### Source extract
————

KarmaKicks* February 21, 2014 at 12:56 pm Once you create a log in, we do ask for name, address, etc to be added. I’m not sure how that info would parse into the system otherwise, but that would be something to look into. You only have to enter it once no matter how many positions you apply for. It’s pretty much just attach a resume, cover letter, and answer any questions that might be appropriate for the position after that.
Stephanie* February 21, 2014 at 12:58 pm Yes, this is the way to do it. The ones that are awful are the ones that want job duties for every role, explaining gaps in unemployment, the high school “major”, etc.
KarmaKicks* February 21, 2014 at 3:11 pm Oh gosh, no. If the hiring manager wants that info, they can ask during the interview! I’m glad to know the set-up we’ve got sounds decent. I filled out an online app the other day for a county position and it took forever, so I definitely don’t want our people having to go through that.
Stephanie* February 21, 2014 at 12:57 pm I saw a simple app that was Taleo-based and almost refused to believe it. “But…I’m not screaming at this? And it didn’t log me out for no reason? Wha?”
Ann Furthermore* February 21, 2014 at 4:29 pm I have a little experience with implementing online recruiting systems (the project was shut down before I got too far into it). The most interesting and valuable thing I learned was that it’s not usually the software itself that is unfriendly, un-intuitive, cumbersome, or what have you. It’s the way the company has decided to set it up and implement it that drives most complaints.
Stephanie* February 21, 2014 at 4:54 pm Yup. Even the much-loathed Taleo can be decent if you don’t ask people to fill out every field available. There is no reason you need to know my high school “major.”
Ann Furthermore* February 21, 2014 at 5:12 pm Much-loathed Taleo – ha! We saw a demo of it a couple years ago and we all really liked it — it’s way, way better than the Oracle iRecruitment tool. Or at least it was the way we saw it for the demo. And now Oracle has acquired Taleo, like they do everything else.
cs* February 21, 2014 at 2:10 pm I have a suggestion for after the applicant has sent in their application. Create a page where they can go see the status of their application (received, reviewing, etc), and to show the status of the hiring process (reviewing, interviewing, filled/closed, etc). This way you’ll have fewer chances of people calling in to ask about their application or wondering when the company will call them.

————

(Dataset entries)
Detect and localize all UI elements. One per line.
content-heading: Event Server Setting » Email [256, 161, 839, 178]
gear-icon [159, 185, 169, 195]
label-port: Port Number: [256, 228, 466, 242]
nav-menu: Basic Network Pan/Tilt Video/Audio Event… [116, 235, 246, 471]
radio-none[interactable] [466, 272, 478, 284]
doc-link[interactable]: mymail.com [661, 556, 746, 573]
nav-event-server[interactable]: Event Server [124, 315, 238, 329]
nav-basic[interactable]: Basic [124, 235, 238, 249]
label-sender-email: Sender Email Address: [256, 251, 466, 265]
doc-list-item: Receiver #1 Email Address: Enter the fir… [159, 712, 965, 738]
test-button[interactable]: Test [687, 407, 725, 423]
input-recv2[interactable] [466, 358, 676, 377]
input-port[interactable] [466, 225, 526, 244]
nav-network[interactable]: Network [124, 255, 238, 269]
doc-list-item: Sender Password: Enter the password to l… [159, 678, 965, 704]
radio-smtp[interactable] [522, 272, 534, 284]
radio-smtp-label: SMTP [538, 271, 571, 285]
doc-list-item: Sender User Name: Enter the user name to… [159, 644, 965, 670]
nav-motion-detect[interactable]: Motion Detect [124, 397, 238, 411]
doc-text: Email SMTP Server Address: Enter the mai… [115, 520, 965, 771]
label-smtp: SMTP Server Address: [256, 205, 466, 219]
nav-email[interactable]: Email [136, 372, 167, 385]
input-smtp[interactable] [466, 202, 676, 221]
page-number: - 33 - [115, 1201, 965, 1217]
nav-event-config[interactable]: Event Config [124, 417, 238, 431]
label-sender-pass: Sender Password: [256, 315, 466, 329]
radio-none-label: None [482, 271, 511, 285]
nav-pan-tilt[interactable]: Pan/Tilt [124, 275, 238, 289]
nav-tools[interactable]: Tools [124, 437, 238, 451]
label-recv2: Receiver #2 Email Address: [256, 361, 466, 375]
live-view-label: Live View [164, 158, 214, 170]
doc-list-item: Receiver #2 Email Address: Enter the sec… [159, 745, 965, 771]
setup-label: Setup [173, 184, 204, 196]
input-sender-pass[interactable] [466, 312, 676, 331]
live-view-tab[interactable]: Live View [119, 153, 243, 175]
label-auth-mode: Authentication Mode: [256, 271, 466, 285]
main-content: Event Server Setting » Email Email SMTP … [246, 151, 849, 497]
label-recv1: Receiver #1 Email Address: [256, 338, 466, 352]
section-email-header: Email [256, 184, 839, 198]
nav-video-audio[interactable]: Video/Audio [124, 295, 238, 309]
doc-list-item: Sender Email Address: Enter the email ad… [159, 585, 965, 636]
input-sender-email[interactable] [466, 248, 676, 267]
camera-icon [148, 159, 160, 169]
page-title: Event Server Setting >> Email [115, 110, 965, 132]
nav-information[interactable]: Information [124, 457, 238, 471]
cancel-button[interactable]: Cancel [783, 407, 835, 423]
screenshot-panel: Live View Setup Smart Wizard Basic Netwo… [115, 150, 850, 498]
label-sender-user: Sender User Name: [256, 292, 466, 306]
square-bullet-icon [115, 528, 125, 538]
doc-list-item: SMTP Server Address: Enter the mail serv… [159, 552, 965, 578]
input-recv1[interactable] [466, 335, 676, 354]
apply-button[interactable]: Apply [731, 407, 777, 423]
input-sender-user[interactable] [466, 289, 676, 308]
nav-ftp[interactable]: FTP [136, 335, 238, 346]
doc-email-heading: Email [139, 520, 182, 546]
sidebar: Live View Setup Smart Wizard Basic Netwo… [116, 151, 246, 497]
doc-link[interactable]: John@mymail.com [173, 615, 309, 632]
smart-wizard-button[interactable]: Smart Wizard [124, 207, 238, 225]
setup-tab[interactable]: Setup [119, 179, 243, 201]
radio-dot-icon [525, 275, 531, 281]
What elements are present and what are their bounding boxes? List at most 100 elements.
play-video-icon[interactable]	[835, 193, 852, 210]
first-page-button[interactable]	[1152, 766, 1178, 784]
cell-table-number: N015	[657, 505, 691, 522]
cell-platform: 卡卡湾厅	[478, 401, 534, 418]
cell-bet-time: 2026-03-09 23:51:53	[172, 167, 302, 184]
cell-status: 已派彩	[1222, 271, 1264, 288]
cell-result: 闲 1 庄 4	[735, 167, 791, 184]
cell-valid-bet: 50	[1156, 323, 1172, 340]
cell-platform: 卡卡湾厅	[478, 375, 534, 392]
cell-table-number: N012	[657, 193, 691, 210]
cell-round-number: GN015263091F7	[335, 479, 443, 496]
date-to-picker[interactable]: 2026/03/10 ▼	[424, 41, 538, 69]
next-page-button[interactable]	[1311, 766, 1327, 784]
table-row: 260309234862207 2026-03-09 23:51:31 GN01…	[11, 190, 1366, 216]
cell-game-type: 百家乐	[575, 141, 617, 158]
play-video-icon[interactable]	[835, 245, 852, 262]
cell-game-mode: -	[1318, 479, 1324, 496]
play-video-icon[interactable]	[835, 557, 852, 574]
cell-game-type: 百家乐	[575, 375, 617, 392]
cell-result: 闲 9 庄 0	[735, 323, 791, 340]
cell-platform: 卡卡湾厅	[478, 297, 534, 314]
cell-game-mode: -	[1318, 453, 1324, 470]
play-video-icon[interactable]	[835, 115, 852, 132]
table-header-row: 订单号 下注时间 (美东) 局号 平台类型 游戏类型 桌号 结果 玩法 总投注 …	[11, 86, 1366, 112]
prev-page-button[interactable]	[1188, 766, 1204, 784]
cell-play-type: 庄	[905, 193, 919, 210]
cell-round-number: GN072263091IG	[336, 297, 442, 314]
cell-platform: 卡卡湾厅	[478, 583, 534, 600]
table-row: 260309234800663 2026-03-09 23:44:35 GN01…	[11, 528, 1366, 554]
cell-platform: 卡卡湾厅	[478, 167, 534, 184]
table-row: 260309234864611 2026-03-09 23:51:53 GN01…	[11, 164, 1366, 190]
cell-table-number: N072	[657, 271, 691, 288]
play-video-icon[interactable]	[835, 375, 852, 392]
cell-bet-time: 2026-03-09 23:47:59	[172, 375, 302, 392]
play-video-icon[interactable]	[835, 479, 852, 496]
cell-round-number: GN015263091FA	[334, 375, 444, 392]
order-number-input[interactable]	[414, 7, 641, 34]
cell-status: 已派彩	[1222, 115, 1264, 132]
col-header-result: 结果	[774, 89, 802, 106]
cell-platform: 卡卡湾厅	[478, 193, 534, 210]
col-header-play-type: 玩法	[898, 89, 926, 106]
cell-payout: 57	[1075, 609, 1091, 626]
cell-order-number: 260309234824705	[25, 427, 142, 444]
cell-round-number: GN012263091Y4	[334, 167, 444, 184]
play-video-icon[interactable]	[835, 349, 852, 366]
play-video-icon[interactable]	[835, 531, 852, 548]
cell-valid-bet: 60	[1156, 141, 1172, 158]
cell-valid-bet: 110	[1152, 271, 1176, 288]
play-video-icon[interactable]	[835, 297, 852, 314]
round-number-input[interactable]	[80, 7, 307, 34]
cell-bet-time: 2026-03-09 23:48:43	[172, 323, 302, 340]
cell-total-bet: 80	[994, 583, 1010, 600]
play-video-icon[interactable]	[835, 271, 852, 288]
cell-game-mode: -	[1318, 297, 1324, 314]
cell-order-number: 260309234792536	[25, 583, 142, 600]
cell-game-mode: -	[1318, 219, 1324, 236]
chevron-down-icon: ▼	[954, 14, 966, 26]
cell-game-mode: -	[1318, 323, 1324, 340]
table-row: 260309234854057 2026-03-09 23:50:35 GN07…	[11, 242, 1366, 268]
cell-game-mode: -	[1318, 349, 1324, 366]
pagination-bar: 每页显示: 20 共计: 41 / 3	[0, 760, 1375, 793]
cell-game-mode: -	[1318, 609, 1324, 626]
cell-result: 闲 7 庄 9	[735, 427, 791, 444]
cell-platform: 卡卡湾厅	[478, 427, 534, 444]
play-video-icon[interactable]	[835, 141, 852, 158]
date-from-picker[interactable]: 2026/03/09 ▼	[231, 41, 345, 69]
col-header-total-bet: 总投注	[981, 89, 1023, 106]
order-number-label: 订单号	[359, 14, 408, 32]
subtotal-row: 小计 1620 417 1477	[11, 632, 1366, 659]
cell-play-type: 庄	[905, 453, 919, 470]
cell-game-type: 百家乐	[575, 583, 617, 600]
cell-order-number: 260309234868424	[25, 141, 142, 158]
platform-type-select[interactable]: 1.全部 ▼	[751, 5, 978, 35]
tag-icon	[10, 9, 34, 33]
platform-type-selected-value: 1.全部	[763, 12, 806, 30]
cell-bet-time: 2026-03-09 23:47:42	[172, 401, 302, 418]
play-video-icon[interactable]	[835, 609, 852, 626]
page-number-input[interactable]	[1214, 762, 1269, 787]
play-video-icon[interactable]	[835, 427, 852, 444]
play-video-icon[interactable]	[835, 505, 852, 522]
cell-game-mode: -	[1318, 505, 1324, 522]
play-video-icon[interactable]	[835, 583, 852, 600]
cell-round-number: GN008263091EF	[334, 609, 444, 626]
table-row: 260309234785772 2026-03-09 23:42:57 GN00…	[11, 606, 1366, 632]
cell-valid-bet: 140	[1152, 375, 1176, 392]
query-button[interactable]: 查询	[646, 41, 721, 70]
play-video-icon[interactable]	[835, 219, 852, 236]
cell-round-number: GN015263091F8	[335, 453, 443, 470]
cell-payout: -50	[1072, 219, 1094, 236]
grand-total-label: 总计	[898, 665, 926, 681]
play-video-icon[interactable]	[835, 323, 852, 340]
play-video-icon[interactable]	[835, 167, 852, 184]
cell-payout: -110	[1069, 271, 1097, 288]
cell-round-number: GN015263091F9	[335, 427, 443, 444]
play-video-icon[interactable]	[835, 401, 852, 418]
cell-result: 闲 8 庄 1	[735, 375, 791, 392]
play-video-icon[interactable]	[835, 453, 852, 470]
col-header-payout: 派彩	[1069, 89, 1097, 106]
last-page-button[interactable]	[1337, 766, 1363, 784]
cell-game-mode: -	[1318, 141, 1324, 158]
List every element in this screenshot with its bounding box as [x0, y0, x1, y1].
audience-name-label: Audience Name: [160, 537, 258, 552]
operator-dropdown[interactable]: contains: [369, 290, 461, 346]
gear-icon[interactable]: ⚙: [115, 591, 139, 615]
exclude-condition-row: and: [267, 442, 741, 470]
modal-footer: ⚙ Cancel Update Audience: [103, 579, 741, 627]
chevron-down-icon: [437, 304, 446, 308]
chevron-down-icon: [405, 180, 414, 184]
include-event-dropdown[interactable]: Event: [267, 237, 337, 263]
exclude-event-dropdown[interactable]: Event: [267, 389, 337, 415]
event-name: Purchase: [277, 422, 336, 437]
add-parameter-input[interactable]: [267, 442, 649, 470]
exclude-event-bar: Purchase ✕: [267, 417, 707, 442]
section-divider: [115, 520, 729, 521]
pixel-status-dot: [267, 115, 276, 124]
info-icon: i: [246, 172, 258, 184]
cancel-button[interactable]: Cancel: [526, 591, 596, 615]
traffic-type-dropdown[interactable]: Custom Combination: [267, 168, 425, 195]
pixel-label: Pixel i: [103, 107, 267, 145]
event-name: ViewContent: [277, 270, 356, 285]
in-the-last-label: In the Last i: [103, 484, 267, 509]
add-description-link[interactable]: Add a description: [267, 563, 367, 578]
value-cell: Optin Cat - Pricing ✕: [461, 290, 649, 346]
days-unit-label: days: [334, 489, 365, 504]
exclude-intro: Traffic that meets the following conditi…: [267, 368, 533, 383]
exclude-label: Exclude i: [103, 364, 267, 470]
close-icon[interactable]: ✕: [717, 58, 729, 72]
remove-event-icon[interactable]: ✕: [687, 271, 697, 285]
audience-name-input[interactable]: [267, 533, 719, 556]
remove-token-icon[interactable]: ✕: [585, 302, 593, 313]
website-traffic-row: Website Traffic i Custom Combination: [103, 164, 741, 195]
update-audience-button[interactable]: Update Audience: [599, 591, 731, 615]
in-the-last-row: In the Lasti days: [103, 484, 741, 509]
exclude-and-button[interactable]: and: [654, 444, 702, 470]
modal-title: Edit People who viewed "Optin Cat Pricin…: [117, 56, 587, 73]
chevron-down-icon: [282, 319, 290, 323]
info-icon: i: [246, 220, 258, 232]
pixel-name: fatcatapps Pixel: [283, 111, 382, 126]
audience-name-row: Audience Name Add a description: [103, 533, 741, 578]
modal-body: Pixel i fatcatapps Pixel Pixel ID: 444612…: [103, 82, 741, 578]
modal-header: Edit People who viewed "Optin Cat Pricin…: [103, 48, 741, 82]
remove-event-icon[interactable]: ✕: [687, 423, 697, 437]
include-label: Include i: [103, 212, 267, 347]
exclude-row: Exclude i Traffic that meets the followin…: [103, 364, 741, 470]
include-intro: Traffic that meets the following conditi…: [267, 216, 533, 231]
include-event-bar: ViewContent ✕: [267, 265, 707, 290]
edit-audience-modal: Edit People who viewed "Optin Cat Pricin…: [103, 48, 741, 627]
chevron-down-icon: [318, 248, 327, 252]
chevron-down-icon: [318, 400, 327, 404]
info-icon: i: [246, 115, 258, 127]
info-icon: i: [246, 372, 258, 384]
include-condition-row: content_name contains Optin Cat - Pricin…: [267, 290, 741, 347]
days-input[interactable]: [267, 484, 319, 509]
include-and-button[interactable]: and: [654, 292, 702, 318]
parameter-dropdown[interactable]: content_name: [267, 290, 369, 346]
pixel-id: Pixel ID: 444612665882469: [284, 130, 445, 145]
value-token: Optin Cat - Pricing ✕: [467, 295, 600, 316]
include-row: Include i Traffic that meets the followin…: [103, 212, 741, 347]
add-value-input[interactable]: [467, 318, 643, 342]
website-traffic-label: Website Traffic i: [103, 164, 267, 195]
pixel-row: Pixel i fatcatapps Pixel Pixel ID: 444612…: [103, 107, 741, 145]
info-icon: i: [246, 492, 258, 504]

————

### Work order 1
In the comment thread, what does Ann Furthermore say drives most complaints about online recruiting systems?
### Work order 2
Reproduce the passage of the comment thread from "Stephanie* February 21, 2014 at 12:58" up to and including "go through that.".
Rely solely on the comment thread when completing this work.

### Task response 1
The way the company has decided to set up and implement the system drives most complaints.

### Task response 2
Stephanie* February 21, 2014 at 12:58 pm Yes, this is the way to do it. The ones that are awful are the ones that want job duties for every role, explaining gaps in unemployment, the high school “major”, etc.
KarmaKicks* February 21, 2014 at 3:11 pm Oh gosh, no. If the hiring manager wants that info, they can ask during the interview! I’m glad to know the set-up we’ve got sounds decent. I filled out an online app the other day for a county position and it took forever, so I definitely don’t want our people having to go through that.